[start Records for this exercise]
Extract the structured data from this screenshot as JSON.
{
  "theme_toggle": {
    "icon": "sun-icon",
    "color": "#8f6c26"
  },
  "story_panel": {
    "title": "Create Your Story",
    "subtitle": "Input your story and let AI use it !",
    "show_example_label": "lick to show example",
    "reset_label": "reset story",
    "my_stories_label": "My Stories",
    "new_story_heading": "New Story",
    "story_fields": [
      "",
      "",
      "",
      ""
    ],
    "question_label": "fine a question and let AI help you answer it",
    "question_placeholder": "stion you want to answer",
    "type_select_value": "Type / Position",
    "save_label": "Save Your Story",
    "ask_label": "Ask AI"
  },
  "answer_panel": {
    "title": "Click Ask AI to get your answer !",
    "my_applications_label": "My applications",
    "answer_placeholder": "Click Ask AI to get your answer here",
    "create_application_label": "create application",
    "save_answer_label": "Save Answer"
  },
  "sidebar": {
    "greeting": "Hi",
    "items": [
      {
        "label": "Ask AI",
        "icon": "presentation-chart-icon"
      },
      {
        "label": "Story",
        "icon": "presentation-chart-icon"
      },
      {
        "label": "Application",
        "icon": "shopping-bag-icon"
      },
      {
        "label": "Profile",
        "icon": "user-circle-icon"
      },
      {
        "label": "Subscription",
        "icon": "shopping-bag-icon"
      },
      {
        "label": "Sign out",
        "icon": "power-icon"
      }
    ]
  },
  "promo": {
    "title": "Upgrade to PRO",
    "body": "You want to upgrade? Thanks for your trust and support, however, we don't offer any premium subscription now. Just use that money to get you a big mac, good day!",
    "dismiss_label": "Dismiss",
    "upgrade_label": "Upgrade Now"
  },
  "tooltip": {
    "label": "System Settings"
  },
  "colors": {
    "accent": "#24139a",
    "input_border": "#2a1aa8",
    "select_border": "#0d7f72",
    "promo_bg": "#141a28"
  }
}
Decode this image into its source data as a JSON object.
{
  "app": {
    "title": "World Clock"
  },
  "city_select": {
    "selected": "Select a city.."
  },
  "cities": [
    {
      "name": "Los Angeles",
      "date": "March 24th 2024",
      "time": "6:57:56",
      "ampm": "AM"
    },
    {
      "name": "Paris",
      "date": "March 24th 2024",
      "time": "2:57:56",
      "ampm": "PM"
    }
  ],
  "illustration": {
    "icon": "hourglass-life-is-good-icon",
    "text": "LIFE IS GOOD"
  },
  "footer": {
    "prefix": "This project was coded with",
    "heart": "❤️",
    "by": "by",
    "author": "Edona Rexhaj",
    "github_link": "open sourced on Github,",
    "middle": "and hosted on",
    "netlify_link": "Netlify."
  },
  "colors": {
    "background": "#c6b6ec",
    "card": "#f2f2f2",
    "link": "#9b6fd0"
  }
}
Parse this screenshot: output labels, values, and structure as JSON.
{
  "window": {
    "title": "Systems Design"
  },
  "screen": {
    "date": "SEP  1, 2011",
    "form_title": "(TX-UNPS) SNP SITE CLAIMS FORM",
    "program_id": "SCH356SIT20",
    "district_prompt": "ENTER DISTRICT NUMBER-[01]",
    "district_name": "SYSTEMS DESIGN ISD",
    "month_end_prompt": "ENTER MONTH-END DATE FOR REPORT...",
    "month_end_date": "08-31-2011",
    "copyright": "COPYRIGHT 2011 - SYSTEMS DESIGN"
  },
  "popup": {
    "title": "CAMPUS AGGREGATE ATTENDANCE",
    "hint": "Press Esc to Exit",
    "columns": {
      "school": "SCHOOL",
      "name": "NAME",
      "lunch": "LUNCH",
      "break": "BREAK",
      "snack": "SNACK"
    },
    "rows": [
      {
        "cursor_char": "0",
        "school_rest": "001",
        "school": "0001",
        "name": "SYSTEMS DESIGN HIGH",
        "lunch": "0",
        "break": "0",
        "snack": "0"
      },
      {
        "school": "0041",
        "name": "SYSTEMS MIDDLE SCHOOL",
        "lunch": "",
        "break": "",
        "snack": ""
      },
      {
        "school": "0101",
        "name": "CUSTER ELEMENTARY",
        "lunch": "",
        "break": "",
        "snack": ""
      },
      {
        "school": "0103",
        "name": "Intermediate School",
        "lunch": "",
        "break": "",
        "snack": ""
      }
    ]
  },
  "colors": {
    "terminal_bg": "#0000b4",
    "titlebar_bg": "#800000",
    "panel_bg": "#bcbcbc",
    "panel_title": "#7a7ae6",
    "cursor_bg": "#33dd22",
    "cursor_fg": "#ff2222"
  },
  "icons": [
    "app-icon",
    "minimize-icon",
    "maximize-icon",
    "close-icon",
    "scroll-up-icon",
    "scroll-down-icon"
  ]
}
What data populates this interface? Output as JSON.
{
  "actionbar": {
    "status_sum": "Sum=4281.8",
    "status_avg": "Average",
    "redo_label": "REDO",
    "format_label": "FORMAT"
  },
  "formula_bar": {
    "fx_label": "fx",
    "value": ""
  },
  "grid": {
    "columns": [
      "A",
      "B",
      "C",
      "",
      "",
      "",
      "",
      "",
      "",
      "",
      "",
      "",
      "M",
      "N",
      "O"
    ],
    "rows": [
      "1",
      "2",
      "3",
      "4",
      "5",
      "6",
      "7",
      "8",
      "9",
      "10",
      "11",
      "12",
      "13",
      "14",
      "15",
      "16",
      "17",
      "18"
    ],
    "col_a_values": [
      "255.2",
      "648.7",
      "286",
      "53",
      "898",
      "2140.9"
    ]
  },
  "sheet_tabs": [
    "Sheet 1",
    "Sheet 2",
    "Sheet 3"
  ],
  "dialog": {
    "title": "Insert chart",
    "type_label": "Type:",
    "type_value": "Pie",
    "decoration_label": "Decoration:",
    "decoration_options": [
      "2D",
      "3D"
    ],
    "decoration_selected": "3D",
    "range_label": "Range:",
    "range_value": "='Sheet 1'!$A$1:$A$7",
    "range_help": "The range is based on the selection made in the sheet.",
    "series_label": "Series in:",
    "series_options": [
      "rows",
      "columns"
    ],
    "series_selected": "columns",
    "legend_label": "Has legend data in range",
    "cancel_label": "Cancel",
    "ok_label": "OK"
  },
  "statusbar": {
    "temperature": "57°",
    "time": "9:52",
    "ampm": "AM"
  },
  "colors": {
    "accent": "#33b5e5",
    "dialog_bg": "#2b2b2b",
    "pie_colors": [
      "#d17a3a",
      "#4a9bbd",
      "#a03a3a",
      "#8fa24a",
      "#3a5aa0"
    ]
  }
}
[end Records for this exercise]
*What the exercise asks*
Extract every entry in the listing word for word.

*Output below*
Extract the structured data from this screenshot as JSON.
{
  "theme_toggle": {
    "icon": "sun-icon",
    "color": "#8f6c26"
  },
  "story_panel": {
    "title": "Create Your Story",
    "subtitle": "Input your story and let AI use it !",
    "show_example_label": "lick to show example",
    "reset_label": "reset story",
    "my_stories_label": "My Stories",
    "new_story_heading": "New Story",
    "story_fields": [
      "",
      "",
      "",
      ""
    ],
    "question_label": "fine a question and let AI help you answer it",
    "question_placeholder": "stion you want to answer",
    "type_select_value": "Type / Position",
    "save_label": "Save Your Story",
    "ask_label": "Ask AI"
  },
  "answer_panel": {
    "title": "Click Ask AI to get your answer !",
    "my_applications_label": "My applications",
    "answer_placeholder": "Click Ask AI to get your answer here",
    "create_application_label": "create application",
    "save_answer_label": "Save Answer"
  },
  "sidebar": {
    "greeting": "Hi",
    "items": [
      {
        "label": "Ask AI",
        "icon": "presentation-chart-icon"
      },
      {
        "label": "Story",
        "icon": "presentation-chart-icon"
      },
      {
        "label": "Application",
        "icon": "shopping-bag-icon"
      },
      {
        "label": "Profile",
        "icon": "user-circle-icon"
      },
      {
        "label": "Subscription",
        "icon": "shopping-bag-icon"
      },
      {
        "label": "Sign out",
        "icon": "power-icon"
      }
    ]
  },
  "promo": {
    "title": "Upgrade to PRO",
    "body": "You want to upgrade? Thanks for your trust and support, however, we don't offer any premium subscription now. Just use that money to get you a big mac, good day!",
    "dismiss_label": "Dismiss",
    "upgrade_label": "Upgrade Now"
  },
  "tooltip": {
    "label": "System Settings"
  },
  "colors": {
    "accent": "#24139a",
    "input_border": "#2a1aa8",
    "select_border": "#0d7f72",
    "promo_bg": "#141a28"
  }
}
Decode this image into its source data as a JSON object.
{
  "app": {
    "title": "World Clock"
  },
  "city_select": {
    "selected": "Select a city.."
  },
  "cities": [
    {
      "name": "Los Angeles",
      "date": "March 24th 2024",
      "time": "6:57:56",
      "ampm": "AM"
    },
    {
      "name": "Paris",
      "date": "March 24th 2024",
      "time": "2:57:56",
      "ampm": "PM"
    }
  ],
  "illustration": {
    "icon": "hourglass-life-is-good-icon",
    "text": "LIFE IS GOOD"
  },
  "footer": {
    "prefix": "This project was coded with",
    "heart": "❤️",
    "by": "by",
    "author": "Edona Rexhaj",
    "github_link": "open sourced on Github,",
    "middle": "and hosted on",
    "netlify_link": "Netlify."
  },
  "colors": {
    "background": "#c6b6ec",
    "card": "#f2f2f2",
    "link": "#9b6fd0"
  }
}
Parse this screenshot: output labels, values, and structure as JSON.
{
  "window": {
    "title": "Systems Design"
  },
  "screen": {
    "date": "SEP  1, 2011",
    "form_title": "(TX-UNPS) SNP SITE CLAIMS FORM",
    "program_id": "SCH356SIT20",
    "district_prompt": "ENTER DISTRICT NUMBER-[01]",
    "district_name": "SYSTEMS DESIGN ISD",
    "month_end_prompt": "ENTER MONTH-END DATE FOR REPORT...",
    "month_end_date": "08-31-2011",
    "copyright": "COPYRIGHT 2011 - SYSTEMS DESIGN"
  },
  "popup": {
    "title": "CAMPUS AGGREGATE ATTENDANCE",
    "hint": "Press Esc to Exit",
    "columns": {
      "school": "SCHOOL",
      "name": "NAME",
      "lunch": "LUNCH",
      "break": "BREAK",
      "snack": "SNACK"
    },
    "rows": [
      {
        "cursor_char": "0",
        "school_rest": "001",
        "school": "0001",
        "name": "SYSTEMS DESIGN HIGH",
        "lunch": "0",
        "break": "0",
        "snack": "0"
      },
      {
        "school": "0041",
        "name": "SYSTEMS MIDDLE SCHOOL",
        "lunch": "",
        "break": "",
        "snack": ""
      },
      {
        "school": "0101",
        "name": "CUSTER ELEMENTARY",
        "lunch": "",
        "break": "",
        "snack": ""
      },
      {
        "school": "0103",
        "name": "Intermediate School",
        "lunch": "",
        "break": "",
        "snack": ""
      }
    ]
  },
  "colors": {
    "terminal_bg": "#0000b4",
    "titlebar_bg": "#800000",
    "panel_bg": "#bcbcbc",
    "panel_title": "#7a7ae6",
    "cursor_bg": "#33dd22",
    "cursor_fg": "#ff2222"
  },
  "icons": [
    "app-icon",
    "minimize-icon",
    "maximize-icon",
    "close-icon",
    "scroll-up-icon",
    "scroll-down-icon"
  ]
}
What data populates this interface? Output as JSON.
{
  "actionbar": {
    "status_sum": "Sum=4281.8",
    "status_avg": "Average",
    "redo_label": "REDO",
    "format_label": "FORMAT"
  },
  "formula_bar": {
    "fx_label": "fx",
    "value": ""
  },
  "grid": {
    "columns": [
      "A",
      "B",
      "C",
      "",
      "",
      "",
      "",
      "",
      "",
      "",
      "",
      "",
      "M",
      "N",
      "O"
    ],
    "rows": [
      "1",
      "2",
      "3",
      "4",
      "5",
      "6",
      "7",
      "8",
      "9",
      "10",
      "11",
      "12",
      "13",
      "14",
      "15",
      "16",
      "17",
      "18"
    ],
    "col_a_values": [
      "255.2",
      "648.7",
      "286",
      "53",
      "898",
      "2140.9"
    ]
  },
  "sheet_tabs": [
    "Sheet 1",
    "Sheet 2",
    "Sheet 3"
  ],
  "dialog": {
    "title": "Insert chart",
    "type_label": "Type:",
    "type_value": "Pie",
    "decoration_label": "Decoration:",
    "decoration_options": [
      "2D",
      "3D"
    ],
    "decoration_selected": "3D",
    "range_label": "Range:",
    "range_value": "='Sheet 1'!$A$1:$A$7",
    "range_help": "The range is based on the selection made in the sheet.",
    "series_label": "Series in:",
    "series_options": [
      "rows",
      "columns"
    ],
    "series_selected": "columns",
    "legend_label": "Has legend data in range",
    "cancel_label": "Cancel",
    "ok_label": "OK"
  },
  "statusbar": {
    "temperature": "57°",
    "time": "9:52",
    "ampm": "AM"
  },
  "colors": {
    "accent": "#33b5e5",
    "dialog_bg": "#2b2b2b",
    "pie_colors": [
      "#d17a3a",
      "#4a9bbd",
      "#a03a3a",
      "#8fa24a",
      "#3a5aa0"
    ]
  }
}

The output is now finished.